> _Exercise requirements_: Can the data below be set down again exactly, line for line?

-- Begin Given records --

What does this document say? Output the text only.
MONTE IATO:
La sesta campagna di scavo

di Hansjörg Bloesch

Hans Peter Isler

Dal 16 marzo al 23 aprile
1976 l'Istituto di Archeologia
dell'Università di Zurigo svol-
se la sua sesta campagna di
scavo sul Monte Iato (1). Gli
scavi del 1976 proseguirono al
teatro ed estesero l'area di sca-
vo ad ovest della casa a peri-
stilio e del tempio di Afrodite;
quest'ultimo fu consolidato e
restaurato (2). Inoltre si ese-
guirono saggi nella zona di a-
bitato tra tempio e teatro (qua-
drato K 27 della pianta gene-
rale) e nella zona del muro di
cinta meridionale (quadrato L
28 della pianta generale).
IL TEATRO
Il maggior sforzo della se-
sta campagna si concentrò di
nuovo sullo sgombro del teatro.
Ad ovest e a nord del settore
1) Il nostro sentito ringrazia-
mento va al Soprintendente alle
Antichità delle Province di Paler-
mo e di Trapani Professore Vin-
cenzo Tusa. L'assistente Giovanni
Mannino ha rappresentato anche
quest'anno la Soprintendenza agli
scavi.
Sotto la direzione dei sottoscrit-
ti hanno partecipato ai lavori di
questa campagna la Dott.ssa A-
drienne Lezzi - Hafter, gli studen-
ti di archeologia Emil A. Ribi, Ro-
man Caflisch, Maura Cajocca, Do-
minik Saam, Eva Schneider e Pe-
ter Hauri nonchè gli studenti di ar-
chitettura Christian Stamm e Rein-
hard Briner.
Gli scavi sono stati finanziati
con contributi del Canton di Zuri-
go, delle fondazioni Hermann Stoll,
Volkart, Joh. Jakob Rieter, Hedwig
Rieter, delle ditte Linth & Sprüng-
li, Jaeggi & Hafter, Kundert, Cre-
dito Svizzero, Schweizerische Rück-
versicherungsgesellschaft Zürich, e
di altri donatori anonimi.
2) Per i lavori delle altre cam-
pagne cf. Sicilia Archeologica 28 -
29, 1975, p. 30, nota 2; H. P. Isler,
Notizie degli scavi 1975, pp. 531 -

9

-- End Given records --

> _Completed exercise_:
What does this document say? Output the text only.
MONTE IATO:
La sesta campagna di scavo

di Hansjörg Bloesch

Hans Peter Isler

Dal 16 marzo al 23 aprile
1976 l'Istituto di Archeologia
dell'Università di Zurigo svol-
se la sua sesta campagna di
scavo sul Monte Iato (1). Gli
scavi del 1976 proseguirono al
teatro ed estesero l'area di sca-
vo ad ovest della casa a peri-
stilio e del tempio di Afrodite;
quest'ultimo fu consolidato e
restaurato (2). Inoltre si ese-
guirono saggi nella zona di a-
bitato tra tempio e teatro (qua-
drato K 27 della pianta gene-
rale) e nella zona del muro di
cinta meridionale (quadrato L
28 della pianta generale).
IL TEATRO
Il maggior sforzo della se-
sta campagna si concentrò di
nuovo sullo sgombro del teatro.
Ad ovest e a nord del settore
1) Il nostro sentito ringrazia-
mento va al Soprintendente alle
Antichità delle Province di Paler-
mo e di Trapani Professore Vin-
cenzo Tusa. L'assistente Giovanni
Mannino ha rappresentato anche
quest'anno la Soprintendenza agli
scavi.
Sotto la direzione dei sottoscrit-
ti hanno partecipato ai lavori di
questa campagna la Dott.ssa A-
drienne Lezzi - Hafter, gli studen-
ti di archeologia Emil A. Ribi, Ro-
man Caflisch, Maura Cajocca, Do-
minik Saam, Eva Schneider e Pe-
ter Hauri nonchè gli studenti di ar-
chitettura Christian Stamm e Rein-
hard Briner.
Gli scavi sono stati finanziati
con contributi del Canton di Zuri-
go, delle fondazioni Hermann Stoll,
Volkart, Joh. Jakob Rieter, Hedwig
Rieter, delle ditte Linth & Sprüng-
li, Jaeggi & Hafter, Kundert, Cre-
dito Svizzero, Schweizerische Rück-
versicherungsgesellschaft Zürich, e
di altri donatori anonimi.
2) Per i lavori delle altre cam-
pagne cf. Sicilia Archeologica 28 -
29, 1975, p. 30, nota 2; H. P. Isler,
Notizie degli scavi 1975, pp. 531 -

9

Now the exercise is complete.